** Start **

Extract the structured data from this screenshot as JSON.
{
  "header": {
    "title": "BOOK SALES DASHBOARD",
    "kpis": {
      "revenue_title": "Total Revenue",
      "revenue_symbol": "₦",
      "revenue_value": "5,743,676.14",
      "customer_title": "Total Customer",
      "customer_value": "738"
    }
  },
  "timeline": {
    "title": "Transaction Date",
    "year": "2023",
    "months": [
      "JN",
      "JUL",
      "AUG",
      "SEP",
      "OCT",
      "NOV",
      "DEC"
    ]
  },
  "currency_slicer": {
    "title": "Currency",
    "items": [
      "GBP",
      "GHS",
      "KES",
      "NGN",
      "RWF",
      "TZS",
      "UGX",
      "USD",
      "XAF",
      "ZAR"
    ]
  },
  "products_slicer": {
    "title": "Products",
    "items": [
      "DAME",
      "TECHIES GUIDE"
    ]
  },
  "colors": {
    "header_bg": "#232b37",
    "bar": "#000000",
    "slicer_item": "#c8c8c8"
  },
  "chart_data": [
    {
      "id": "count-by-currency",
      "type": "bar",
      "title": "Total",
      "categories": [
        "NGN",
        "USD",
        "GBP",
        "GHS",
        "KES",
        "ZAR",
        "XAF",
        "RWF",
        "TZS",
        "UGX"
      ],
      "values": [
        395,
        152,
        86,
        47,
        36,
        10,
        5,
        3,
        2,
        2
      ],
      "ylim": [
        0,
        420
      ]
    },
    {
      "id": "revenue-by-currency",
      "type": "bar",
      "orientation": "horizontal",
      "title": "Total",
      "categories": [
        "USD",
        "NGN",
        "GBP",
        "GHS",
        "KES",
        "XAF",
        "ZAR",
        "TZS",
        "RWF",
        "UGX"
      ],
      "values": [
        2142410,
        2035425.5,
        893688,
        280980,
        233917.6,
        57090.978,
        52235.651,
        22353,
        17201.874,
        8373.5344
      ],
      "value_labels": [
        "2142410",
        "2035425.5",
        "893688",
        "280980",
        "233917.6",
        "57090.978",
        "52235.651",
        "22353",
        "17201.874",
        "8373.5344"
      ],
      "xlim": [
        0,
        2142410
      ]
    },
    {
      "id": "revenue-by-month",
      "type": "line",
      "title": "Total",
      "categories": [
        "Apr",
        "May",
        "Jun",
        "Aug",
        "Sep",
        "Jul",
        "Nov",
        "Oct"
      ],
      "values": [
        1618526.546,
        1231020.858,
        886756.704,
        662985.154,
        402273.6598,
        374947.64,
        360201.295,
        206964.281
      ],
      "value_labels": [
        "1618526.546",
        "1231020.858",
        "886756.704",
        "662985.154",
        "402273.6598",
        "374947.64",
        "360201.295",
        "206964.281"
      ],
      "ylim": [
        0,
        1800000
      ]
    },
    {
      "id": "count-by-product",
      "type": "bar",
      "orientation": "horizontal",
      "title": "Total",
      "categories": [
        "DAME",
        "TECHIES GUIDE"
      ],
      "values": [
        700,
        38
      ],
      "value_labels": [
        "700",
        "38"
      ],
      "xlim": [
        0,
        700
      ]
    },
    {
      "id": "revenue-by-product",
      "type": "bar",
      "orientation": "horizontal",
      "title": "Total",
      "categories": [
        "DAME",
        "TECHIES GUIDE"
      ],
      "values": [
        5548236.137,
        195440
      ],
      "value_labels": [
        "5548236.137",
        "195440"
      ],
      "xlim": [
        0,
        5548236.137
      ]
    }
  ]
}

** End **

→ **Exercise requirements**: Each record above should be returned exactly as it appears.

→ **Written response**:
Extract the structured data from this screenshot as JSON.
{
  "header": {
    "title": "BOOK SALES DASHBOARD",
    "kpis": {
      "revenue_title": "Total Revenue",
      "revenue_symbol": "₦",
      "revenue_value": "5,743,676.14",
      "customer_title": "Total Customer",
      "customer_value": "738"
    }
  },
  "timeline": {
    "title": "Transaction Date",
    "year": "2023",
    "months": [
      "JN",
      "JUL",
      "AUG",
      "SEP",
      "OCT",
      "NOV",
      "DEC"
    ]
  },
  "currency_slicer": {
    "title": "Currency",
    "items": [
      "GBP",
      "GHS",
      "KES",
      "NGN",
      "RWF",
      "TZS",
      "UGX",
      "USD",
      "XAF",
      "ZAR"
    ]
  },
  "products_slicer": {
    "title": "Products",
    "items": [
      "DAME",
      "TECHIES GUIDE"
    ]
  },
  "colors": {
    "header_bg": "#232b37",
    "bar": "#000000",
    "slicer_item": "#c8c8c8"
  },
  "chart_data": [
    {
      "id": "count-by-currency",
      "type": "bar",
      "title": "Total",
      "categories": [
        "NGN",
        "USD",
        "GBP",
        "GHS",
        "KES",
        "ZAR",
        "XAF",
        "RWF",
        "TZS",
        "UGX"
      ],
      "values": [
        395,
        152,
        86,
        47,
        36,
        10,
        5,
        3,
        2,
        2
      ],
      "ylim": [
        0,
        420
      ]
    },
    {
      "id": "revenue-by-currency",
      "type": "bar",
      "orientation": "horizontal",
      "title": "Total",
      "categories": [
        "USD",
        "NGN",
        "GBP",
        "GHS",
        "KES",
        "XAF",
        "ZAR",
        "TZS",
        "RWF",
        "UGX"
      ],
      "values": [
        2142410,
        2035425.5,
        893688,
        280980,
        233917.6,
        57090.978,
        52235.651,
        22353,
        17201.874,
        8373.5344
      ],
      "value_labels": [
        "2142410",
        "2035425.5",
        "893688",
        "280980",
        "233917.6",
        "57090.978",
        "52235.651",
        "22353",
        "17201.874",
        "8373.5344"
      ],
      "xlim": [
        0,
        2142410
      ]
    },
    {
      "id": "revenue-by-month",
      "type": "line",
      "title": "Total",
      "categories": [
        "Apr",
        "May",
        "Jun",
        "Aug",
        "Sep",
        "Jul",
        "Nov",
        "Oct"
      ],
      "values": [
        1618526.546,
        1231020.858,
        886756.704,
        662985.154,
        402273.6598,
        374947.64,
        360201.295,
        206964.281
      ],
      "value_labels": [
        "1618526.546",
        "1231020.858",
        "886756.704",
        "662985.154",
        "402273.6598",
        "374947.64",
        "360201.295",
        "206964.281"
      ],
      "ylim": [
        0,
        1800000
      ]
    },
    {
      "id": "count-by-product",
      "type": "bar",
      "orientation": "horizontal",
      "title": "Total",
      "categories": [
        "DAME",
        "TECHIES GUIDE"
      ],
      "values": [
        700,
        38
      ],
      "value_labels": [
        "700",
        "38"
      ],
      "xlim": [
        0,
        700
      ]
    },
    {
      "id": "revenue-by-product",
      "type": "bar",
      "orientation": "horizontal",
      "title": "Total",
      "categories": [
        "DAME",
        "TECHIES GUIDE"
      ],
      "values": [
        5548236.137,
        195440
      ],
      "value_labels": [
        "5548236.137",
        "195440"
      ],
      "xlim": [
        0,
        5548236.137
      ]
    }
  ]
}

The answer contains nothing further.